- Saved data entries
>>

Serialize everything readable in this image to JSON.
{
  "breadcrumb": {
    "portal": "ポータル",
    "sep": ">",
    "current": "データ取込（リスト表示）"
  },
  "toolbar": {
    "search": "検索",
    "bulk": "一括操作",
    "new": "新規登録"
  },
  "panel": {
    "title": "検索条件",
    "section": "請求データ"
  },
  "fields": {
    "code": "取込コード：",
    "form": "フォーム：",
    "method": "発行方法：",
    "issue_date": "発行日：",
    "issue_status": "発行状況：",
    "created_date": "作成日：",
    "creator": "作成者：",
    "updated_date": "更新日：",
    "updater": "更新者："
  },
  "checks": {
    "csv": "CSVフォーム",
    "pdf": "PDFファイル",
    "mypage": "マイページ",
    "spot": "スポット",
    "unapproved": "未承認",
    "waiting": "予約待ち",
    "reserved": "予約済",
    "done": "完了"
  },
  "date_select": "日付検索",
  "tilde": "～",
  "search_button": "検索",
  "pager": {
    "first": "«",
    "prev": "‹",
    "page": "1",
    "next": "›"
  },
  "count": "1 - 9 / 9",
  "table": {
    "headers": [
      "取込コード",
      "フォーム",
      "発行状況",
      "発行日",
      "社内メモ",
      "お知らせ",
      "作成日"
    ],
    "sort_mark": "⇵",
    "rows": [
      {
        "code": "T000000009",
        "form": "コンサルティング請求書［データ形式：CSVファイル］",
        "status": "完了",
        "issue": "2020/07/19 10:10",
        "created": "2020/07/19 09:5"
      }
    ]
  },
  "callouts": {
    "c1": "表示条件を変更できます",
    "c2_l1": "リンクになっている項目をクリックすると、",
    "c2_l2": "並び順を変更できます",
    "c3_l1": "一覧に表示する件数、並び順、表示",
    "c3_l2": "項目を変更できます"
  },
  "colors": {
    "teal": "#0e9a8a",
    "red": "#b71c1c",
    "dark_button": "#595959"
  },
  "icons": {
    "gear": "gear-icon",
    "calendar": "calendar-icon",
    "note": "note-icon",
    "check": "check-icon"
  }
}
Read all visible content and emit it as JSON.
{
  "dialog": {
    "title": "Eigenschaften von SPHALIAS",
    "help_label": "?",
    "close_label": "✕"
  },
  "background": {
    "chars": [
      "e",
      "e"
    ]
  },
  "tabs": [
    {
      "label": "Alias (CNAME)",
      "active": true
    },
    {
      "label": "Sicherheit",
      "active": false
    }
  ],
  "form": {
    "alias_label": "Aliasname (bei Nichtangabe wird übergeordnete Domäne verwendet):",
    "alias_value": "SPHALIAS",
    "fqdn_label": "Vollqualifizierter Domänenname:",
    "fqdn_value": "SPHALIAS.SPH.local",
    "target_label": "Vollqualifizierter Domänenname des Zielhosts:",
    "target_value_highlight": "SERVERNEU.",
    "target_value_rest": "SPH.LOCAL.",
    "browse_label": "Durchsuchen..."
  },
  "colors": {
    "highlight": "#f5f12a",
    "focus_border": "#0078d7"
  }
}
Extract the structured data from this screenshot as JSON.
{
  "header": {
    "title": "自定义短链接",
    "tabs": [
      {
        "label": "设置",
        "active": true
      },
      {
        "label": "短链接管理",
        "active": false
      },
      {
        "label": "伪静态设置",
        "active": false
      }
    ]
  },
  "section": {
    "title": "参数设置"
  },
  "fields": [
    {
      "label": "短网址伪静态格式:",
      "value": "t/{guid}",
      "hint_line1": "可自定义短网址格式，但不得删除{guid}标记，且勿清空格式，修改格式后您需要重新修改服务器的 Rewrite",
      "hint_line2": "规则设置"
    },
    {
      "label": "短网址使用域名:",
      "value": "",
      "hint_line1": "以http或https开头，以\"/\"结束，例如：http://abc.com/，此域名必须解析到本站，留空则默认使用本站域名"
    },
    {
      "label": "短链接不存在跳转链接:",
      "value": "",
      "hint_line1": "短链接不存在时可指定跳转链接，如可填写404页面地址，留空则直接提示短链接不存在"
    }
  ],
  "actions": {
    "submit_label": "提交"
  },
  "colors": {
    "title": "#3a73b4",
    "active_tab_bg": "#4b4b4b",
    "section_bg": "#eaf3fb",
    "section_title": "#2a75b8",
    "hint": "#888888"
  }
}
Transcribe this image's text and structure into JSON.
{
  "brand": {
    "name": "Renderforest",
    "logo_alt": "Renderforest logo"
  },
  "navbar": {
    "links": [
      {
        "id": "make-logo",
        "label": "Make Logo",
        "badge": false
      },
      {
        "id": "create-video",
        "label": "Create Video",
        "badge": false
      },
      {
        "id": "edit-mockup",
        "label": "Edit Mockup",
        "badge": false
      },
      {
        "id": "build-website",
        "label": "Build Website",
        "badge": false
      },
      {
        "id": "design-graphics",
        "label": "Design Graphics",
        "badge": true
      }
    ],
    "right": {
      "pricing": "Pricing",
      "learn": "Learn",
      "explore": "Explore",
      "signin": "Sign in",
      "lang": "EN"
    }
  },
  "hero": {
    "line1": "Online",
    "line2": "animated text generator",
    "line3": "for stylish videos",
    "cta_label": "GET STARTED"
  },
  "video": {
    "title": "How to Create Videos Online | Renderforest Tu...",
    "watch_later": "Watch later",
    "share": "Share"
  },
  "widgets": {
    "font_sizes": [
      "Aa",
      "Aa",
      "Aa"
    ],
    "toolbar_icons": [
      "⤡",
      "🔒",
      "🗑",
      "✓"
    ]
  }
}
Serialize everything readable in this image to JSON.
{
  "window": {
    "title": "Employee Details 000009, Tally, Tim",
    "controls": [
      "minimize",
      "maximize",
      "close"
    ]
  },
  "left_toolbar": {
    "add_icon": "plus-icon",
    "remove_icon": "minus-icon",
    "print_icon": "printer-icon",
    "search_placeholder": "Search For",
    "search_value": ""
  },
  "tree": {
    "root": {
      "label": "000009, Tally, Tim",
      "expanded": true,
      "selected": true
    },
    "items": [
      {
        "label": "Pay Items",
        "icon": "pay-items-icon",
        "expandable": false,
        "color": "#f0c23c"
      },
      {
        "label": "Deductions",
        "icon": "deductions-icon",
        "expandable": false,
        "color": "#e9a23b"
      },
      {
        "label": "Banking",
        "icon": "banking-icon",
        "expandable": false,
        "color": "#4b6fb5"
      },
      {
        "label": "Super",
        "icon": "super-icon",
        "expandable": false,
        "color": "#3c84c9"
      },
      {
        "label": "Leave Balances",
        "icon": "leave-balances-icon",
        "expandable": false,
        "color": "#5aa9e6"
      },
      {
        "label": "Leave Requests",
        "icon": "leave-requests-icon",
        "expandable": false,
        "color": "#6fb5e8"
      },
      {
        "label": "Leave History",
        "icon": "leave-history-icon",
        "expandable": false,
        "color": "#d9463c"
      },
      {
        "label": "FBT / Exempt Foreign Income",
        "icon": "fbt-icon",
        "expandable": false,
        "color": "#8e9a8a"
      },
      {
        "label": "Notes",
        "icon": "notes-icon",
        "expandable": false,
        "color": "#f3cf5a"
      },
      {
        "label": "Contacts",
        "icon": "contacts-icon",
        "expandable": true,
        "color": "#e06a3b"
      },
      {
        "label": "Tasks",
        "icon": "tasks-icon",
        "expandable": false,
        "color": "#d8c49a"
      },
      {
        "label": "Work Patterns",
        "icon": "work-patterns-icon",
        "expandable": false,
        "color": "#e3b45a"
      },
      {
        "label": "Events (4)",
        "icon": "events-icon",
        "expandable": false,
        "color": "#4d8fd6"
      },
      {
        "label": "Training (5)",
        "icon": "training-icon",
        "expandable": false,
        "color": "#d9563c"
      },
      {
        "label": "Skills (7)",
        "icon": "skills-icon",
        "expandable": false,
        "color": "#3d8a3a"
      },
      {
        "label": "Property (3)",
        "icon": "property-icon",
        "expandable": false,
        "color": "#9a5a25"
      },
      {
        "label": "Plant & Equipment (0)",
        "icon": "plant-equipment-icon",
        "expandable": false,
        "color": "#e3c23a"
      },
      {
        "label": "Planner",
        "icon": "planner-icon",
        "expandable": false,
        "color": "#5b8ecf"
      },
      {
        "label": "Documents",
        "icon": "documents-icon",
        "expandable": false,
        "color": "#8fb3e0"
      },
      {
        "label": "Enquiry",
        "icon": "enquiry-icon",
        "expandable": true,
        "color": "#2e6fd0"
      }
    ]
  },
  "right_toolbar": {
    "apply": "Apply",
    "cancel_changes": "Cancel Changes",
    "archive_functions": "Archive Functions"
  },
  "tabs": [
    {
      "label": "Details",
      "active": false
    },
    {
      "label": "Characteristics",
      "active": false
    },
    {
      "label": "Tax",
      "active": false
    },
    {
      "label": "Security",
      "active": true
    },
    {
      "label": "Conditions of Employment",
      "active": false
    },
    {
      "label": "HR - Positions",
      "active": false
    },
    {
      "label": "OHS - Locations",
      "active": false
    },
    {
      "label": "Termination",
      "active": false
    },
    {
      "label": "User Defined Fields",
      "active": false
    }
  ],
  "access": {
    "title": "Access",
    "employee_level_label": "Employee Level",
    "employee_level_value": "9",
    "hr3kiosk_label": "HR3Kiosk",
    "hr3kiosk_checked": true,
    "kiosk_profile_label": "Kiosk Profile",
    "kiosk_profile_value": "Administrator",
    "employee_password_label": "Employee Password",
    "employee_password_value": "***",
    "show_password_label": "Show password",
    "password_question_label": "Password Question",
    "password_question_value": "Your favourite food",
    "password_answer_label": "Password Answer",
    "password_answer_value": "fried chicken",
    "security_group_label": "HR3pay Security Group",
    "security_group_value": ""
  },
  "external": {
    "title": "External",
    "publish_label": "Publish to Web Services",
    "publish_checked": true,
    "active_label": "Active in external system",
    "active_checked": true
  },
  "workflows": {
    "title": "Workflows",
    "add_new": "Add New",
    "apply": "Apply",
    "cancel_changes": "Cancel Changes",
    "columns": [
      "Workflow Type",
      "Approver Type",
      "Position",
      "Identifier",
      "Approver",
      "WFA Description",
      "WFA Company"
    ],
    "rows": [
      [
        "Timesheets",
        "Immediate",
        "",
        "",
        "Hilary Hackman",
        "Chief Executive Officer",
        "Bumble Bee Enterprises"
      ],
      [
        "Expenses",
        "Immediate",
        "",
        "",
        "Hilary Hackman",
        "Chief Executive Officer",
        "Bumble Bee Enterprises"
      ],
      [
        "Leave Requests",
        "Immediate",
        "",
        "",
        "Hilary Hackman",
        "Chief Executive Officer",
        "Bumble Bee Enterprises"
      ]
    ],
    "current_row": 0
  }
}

<<

- What you should do
The answer is the number of lines in the preceding material that hold "Details"; write that number and nothing else.

- Reply
2